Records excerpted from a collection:
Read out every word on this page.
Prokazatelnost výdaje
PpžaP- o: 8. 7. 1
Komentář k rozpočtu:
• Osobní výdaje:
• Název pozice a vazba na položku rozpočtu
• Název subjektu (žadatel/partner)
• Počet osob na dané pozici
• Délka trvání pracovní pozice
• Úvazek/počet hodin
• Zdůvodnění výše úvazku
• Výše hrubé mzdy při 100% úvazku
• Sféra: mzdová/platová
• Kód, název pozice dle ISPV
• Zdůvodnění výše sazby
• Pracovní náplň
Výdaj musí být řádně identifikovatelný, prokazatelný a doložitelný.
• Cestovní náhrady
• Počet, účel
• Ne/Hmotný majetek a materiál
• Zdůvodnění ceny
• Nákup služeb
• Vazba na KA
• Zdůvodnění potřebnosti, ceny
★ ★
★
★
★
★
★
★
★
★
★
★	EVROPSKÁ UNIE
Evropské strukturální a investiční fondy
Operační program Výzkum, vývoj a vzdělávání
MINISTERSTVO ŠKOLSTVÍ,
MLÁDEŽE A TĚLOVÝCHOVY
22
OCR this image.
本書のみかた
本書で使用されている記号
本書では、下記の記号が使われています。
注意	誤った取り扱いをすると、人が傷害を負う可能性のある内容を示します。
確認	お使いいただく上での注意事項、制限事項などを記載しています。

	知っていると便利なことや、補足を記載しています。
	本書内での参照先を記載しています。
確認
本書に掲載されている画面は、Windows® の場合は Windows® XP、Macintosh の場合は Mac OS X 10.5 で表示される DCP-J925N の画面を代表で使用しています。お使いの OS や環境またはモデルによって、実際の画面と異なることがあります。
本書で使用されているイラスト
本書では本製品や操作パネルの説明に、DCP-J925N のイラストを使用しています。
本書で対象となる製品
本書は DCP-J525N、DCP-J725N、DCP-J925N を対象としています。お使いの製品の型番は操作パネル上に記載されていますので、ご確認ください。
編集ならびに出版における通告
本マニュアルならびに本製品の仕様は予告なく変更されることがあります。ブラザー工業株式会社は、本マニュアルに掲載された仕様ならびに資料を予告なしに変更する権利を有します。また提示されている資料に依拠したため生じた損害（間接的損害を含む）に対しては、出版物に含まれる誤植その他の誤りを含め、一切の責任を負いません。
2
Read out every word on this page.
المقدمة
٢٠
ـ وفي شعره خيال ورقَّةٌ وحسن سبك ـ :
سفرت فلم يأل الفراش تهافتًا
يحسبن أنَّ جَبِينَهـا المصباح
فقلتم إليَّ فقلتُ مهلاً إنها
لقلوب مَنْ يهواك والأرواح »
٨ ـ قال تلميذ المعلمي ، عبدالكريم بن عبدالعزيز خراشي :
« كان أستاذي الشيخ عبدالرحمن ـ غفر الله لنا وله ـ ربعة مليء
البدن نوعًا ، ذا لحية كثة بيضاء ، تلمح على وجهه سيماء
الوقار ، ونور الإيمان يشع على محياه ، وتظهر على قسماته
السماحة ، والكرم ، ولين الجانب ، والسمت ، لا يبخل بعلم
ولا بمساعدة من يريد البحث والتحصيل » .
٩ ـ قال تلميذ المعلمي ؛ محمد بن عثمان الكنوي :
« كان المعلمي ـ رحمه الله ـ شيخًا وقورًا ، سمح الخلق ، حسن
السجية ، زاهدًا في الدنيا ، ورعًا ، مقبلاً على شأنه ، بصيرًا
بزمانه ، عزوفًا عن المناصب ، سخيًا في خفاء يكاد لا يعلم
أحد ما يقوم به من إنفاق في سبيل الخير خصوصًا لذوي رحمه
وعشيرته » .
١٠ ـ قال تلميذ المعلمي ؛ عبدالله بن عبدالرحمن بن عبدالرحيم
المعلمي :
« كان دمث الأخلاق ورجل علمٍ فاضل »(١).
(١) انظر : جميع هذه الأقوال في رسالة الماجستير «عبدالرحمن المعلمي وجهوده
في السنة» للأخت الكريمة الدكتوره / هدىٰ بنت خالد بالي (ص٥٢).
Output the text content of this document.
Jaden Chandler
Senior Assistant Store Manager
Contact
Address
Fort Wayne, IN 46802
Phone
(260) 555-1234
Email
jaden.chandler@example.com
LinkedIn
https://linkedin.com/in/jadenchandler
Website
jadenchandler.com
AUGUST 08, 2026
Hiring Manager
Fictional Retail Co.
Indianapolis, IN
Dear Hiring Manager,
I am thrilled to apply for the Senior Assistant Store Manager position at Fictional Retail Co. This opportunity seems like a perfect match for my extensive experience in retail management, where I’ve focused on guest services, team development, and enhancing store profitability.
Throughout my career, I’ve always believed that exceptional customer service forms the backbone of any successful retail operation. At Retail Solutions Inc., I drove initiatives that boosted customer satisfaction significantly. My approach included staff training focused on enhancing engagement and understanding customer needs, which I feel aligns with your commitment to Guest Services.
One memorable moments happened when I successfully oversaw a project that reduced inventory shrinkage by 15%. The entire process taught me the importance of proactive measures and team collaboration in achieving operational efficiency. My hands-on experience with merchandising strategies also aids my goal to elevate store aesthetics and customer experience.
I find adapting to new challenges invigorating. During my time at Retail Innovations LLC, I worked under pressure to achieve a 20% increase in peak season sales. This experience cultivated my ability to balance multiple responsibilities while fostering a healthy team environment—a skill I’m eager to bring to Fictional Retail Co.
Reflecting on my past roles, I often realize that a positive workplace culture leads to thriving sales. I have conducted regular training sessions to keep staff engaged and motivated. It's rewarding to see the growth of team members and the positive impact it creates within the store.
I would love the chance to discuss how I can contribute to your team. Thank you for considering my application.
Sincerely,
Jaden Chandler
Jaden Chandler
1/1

**What is asked**
Read the entries and pick out all lines that include the word "your".

**Reply**
Throughout my career, I’ve always believed that exceptional customer service forms the backbone of any successful retail operation. At Retail Solutions Inc., I drove initiatives that boosted customer satisfaction significantly. My approach included staff training focused on enhancing engagement and understanding customer needs, which I feel aligns with your commitment to Guest Services.
I would love the chance to discuss how I can contribute to your team. Thank you for considering my application.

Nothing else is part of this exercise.